## WHAT THE TASK ASKS
Every entry that follows should be reproduced exactly.

[Begin DATA SUPPLIED]

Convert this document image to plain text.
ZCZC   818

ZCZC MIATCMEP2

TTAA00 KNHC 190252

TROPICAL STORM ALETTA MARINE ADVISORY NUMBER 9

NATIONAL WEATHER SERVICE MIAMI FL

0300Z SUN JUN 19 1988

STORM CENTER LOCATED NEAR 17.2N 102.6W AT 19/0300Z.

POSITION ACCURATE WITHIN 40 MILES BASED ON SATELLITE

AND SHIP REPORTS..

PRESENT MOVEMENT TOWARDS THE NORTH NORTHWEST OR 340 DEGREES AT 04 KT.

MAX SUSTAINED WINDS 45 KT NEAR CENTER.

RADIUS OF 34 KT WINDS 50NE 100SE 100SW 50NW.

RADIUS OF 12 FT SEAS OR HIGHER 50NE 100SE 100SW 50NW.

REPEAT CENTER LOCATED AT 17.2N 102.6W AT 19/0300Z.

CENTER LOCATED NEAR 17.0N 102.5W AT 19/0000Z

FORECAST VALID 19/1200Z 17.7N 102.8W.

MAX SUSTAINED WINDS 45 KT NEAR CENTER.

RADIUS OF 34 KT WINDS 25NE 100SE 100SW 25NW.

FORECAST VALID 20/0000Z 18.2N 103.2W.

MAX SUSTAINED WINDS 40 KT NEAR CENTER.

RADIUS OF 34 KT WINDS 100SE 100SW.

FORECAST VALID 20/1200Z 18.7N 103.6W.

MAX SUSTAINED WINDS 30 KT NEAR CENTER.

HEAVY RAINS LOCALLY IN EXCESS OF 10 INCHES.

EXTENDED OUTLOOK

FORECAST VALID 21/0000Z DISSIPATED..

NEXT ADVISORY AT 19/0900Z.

[End DATA SUPPLIED]

## ANSWER FOR THE TASK
Convert this document image to plain text.
ZCZC   818

ZCZC MIATCMEP2

TTAA00 KNHC 190252

TROPICAL STORM ALETTA MARINE ADVISORY NUMBER 9

NATIONAL WEATHER SERVICE MIAMI FL

0300Z SUN JUN 19 1988

STORM CENTER LOCATED NEAR 17.2N 102.6W AT 19/0300Z.

POSITION ACCURATE WITHIN 40 MILES BASED ON SATELLITE

AND SHIP REPORTS..

PRESENT MOVEMENT TOWARDS THE NORTH NORTHWEST OR 340 DEGREES AT 04 KT.

MAX SUSTAINED WINDS 45 KT NEAR CENTER.

RADIUS OF 34 KT WINDS 50NE 100SE 100SW 50NW.

RADIUS OF 12 FT SEAS OR HIGHER 50NE 100SE 100SW 50NW.

REPEAT CENTER LOCATED AT 17.2N 102.6W AT 19/0300Z.

CENTER LOCATED NEAR 17.0N 102.5W AT 19/0000Z

FORECAST VALID 19/1200Z 17.7N 102.8W.

MAX SUSTAINED WINDS 45 KT NEAR CENTER.

RADIUS OF 34 KT WINDS 25NE 100SE 100SW 25NW.

FORECAST VALID 20/0000Z 18.2N 103.2W.

MAX SUSTAINED WINDS 40 KT NEAR CENTER.

RADIUS OF 34 KT WINDS 100SE 100SW.

FORECAST VALID 20/1200Z 18.7N 103.6W.

MAX SUSTAINED WINDS 30 KT NEAR CENTER.

HEAVY RAINS LOCALLY IN EXCESS OF 10 INCHES.

EXTENDED OUTLOOK

FORECAST VALID 21/0000Z DISSIPATED..

NEXT ADVISORY AT 19/0900Z.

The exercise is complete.